[CHALLENGE]
Repeat every entry word for word, but leave the images out of your copy.

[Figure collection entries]
_ _ _ _

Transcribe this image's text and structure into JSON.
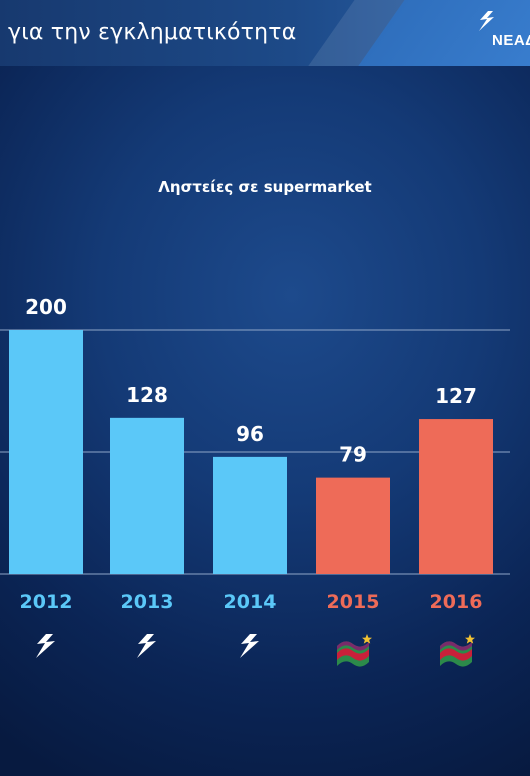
{
  "header": {
    "title": "για την εγκληματικότητα",
    "logo_text": "ΝΕΑΔ",
    "logo_icon": "lightning-torch-icon"
  },
  "colors": {
    "blue_bar": "#5bc8f8",
    "red_bar": "#ee6b58",
    "gridline": "#8fa6c8"
  },
  "chart_data": {
    "type": "bar",
    "title": "Ληστείες σε supermarket",
    "xlabel": "",
    "ylabel": "",
    "categories": [
      "2012",
      "2013",
      "2014",
      "2015",
      "2016"
    ],
    "values": [
      200,
      128,
      96,
      79,
      127
    ],
    "bar_colors": [
      "#5bc8f8",
      "#5bc8f8",
      "#5bc8f8",
      "#ee6b58",
      "#ee6b58"
    ],
    "ylim": [
      0,
      200
    ],
    "grid": true,
    "legend": "none",
    "category_icons": [
      "nd-party-icon",
      "nd-party-icon",
      "nd-party-icon",
      "syriza-flag-icon",
      "syriza-flag-icon"
    ]
  }
}
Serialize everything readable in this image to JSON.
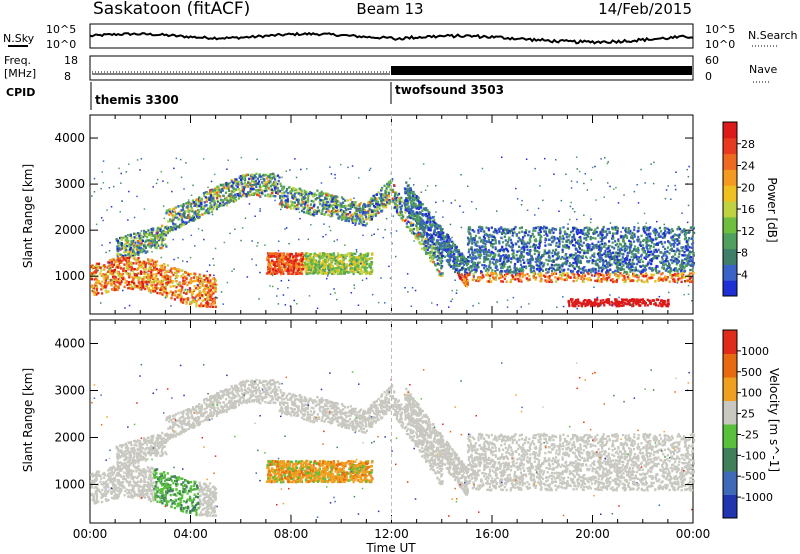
{
  "header": {
    "station": "Saskatoon (fitACF)",
    "beam": "Beam 13",
    "date": "14/Feb/2015"
  },
  "top_panels": {
    "nsky_label": "N.Sky",
    "nsky_ticks": [
      "10^5",
      "10^0"
    ],
    "nsearch_label": "N.Search",
    "nsearch_ticks": [
      "10^5",
      "10^0"
    ],
    "freq_label": "Freq.",
    "freq_unit": "[MHz]",
    "freq_ticks": [
      "18",
      "8"
    ],
    "nave_label": "Nave",
    "nave_ticks": [
      "60",
      "0"
    ],
    "cpid_label": "CPID",
    "cpid_segments": [
      {
        "name": "themis 3300",
        "start_ut": 0,
        "end_ut": 12
      },
      {
        "name": "twofsound 3503",
        "start_ut": 12,
        "end_ut": 24
      }
    ]
  },
  "chart_data": [
    {
      "type": "heatmap",
      "title": "",
      "xlabel": "Time UT",
      "ylabel": "Slant Range [km]",
      "x_ticks": [
        "00:00",
        "04:00",
        "08:00",
        "12:00",
        "16:00",
        "20:00",
        "00:00"
      ],
      "xlim_hours": [
        0,
        24
      ],
      "ylim_km": [
        180,
        4500
      ],
      "y_ticks": [
        "1000",
        "2000",
        "3000",
        "4000"
      ],
      "colorbar_label": "Power [dB]",
      "colorbar_ticks": [
        "4",
        "8",
        "12",
        "16",
        "20",
        "24",
        "28"
      ],
      "colors": [
        "#1f2fd6",
        "#3a63c8",
        "#3f7f6a",
        "#4f9f5f",
        "#6fbf3f",
        "#bfd23f",
        "#f0c020",
        "#f59a20",
        "#ef6a20",
        "#e83a20",
        "#dd1a1a"
      ]
    },
    {
      "type": "heatmap",
      "title": "",
      "xlabel": "Time UT",
      "ylabel": "Slant Range [km]",
      "x_ticks": [
        "00:00",
        "04:00",
        "08:00",
        "12:00",
        "16:00",
        "20:00",
        "00:00"
      ],
      "xlim_hours": [
        0,
        24
      ],
      "ylim_km": [
        180,
        4500
      ],
      "y_ticks": [
        "1000",
        "2000",
        "3000",
        "4000"
      ],
      "colorbar_label": "Velocity [m s^-1]",
      "colorbar_ticks": [
        "1000",
        "500",
        "100",
        "25",
        "-25",
        "-100",
        "-500",
        "-1000"
      ],
      "colors": [
        "#2035b0",
        "#3f6ab8",
        "#3f7f5a",
        "#58c03a",
        "#c8c8c0",
        "#f0a020",
        "#e86a10",
        "#e02a1a"
      ]
    }
  ]
}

_ _ _ _

[FINISHED ANSWER]
Transcribe this image's text and structure into JSON.
{
  "header": {
    "title": "για την εγκληματικότητα",
    "logo_text": "ΝΕΑΔ",
    "logo_icon": "lightning-torch-icon"
  },
  "colors": {
    "blue_bar": "#5bc8f8",
    "red_bar": "#ee6b58",
    "gridline": "#8fa6c8"
  },
  "chart_data": {
    "type": "bar",
    "title": "Ληστείες σε supermarket",
    "xlabel": "",
    "ylabel": "",
    "categories": [
      "2012",
      "2013",
      "2014",
      "2015",
      "2016"
    ],
    "values": [
      200,
      128,
      96,
      79,
      127
    ],
    "bar_colors": [
      "#5bc8f8",
      "#5bc8f8",
      "#5bc8f8",
      "#ee6b58",
      "#ee6b58"
    ],
    "ylim": [
      0,
      200
    ],
    "grid": true,
    "legend": "none",
    "category_icons": [
      "nd-party-icon",
      "nd-party-icon",
      "nd-party-icon",
      "syriza-flag-icon",
      "syriza-flag-icon"
    ]
  }
}
Serialize everything readable in this image to JSON.
{
  "header": {
    "station": "Saskatoon (fitACF)",
    "beam": "Beam 13",
    "date": "14/Feb/2015"
  },
  "top_panels": {
    "nsky_label": "N.Sky",
    "nsky_ticks": [
      "10^5",
      "10^0"
    ],
    "nsearch_label": "N.Search",
    "nsearch_ticks": [
      "10^5",
      "10^0"
    ],
    "freq_label": "Freq.",
    "freq_unit": "[MHz]",
    "freq_ticks": [
      "18",
      "8"
    ],
    "nave_label": "Nave",
    "nave_ticks": [
      "60",
      "0"
    ],
    "cpid_label": "CPID",
    "cpid_segments": [
      {
        "name": "themis 3300",
        "start_ut": 0,
        "end_ut": 12
      },
      {
        "name": "twofsound 3503",
        "start_ut": 12,
        "end_ut": 24
      }
    ]
  },
  "chart_data": [
    {
      "type": "heatmap",
      "title": "",
      "xlabel": "Time UT",
      "ylabel": "Slant Range [km]",
      "x_ticks": [
        "00:00",
        "04:00",
        "08:00",
        "12:00",
        "16:00",
        "20:00",
        "00:00"
      ],
      "xlim_hours": [
        0,
        24
      ],
      "ylim_km": [
        180,
        4500
      ],
      "y_ticks": [
        "1000",
        "2000",
        "3000",
        "4000"
      ],
      "colorbar_label": "Power [dB]",
      "colorbar_ticks": [
        "4",
        "8",
        "12",
        "16",
        "20",
        "24",
        "28"
      ],
      "colors": [
        "#1f2fd6",
        "#3a63c8",
        "#3f7f6a",
        "#4f9f5f",
        "#6fbf3f",
        "#bfd23f",
        "#f0c020",
        "#f59a20",
        "#ef6a20",
        "#e83a20",
        "#dd1a1a"
      ]
    },
    {
      "type": "heatmap",
      "title": "",
      "xlabel": "Time UT",
      "ylabel": "Slant Range [km]",
      "x_ticks": [
        "00:00",
        "04:00",
        "08:00",
        "12:00",
        "16:00",
        "20:00",
        "00:00"
      ],
      "xlim_hours": [
        0,
        24
      ],
      "ylim_km": [
        180,
        4500
      ],
      "y_ticks": [
        "1000",
        "2000",
        "3000",
        "4000"
      ],
      "colorbar_label": "Velocity [m s^-1]",
      "colorbar_ticks": [
        "1000",
        "500",
        "100",
        "25",
        "-25",
        "-100",
        "-500",
        "-1000"
      ],
      "colors": [
        "#2035b0",
        "#3f6ab8",
        "#3f7f5a",
        "#58c03a",
        "#c8c8c0",
        "#f0a020",
        "#e86a10",
        "#e02a1a"
      ]
    }
  ]
}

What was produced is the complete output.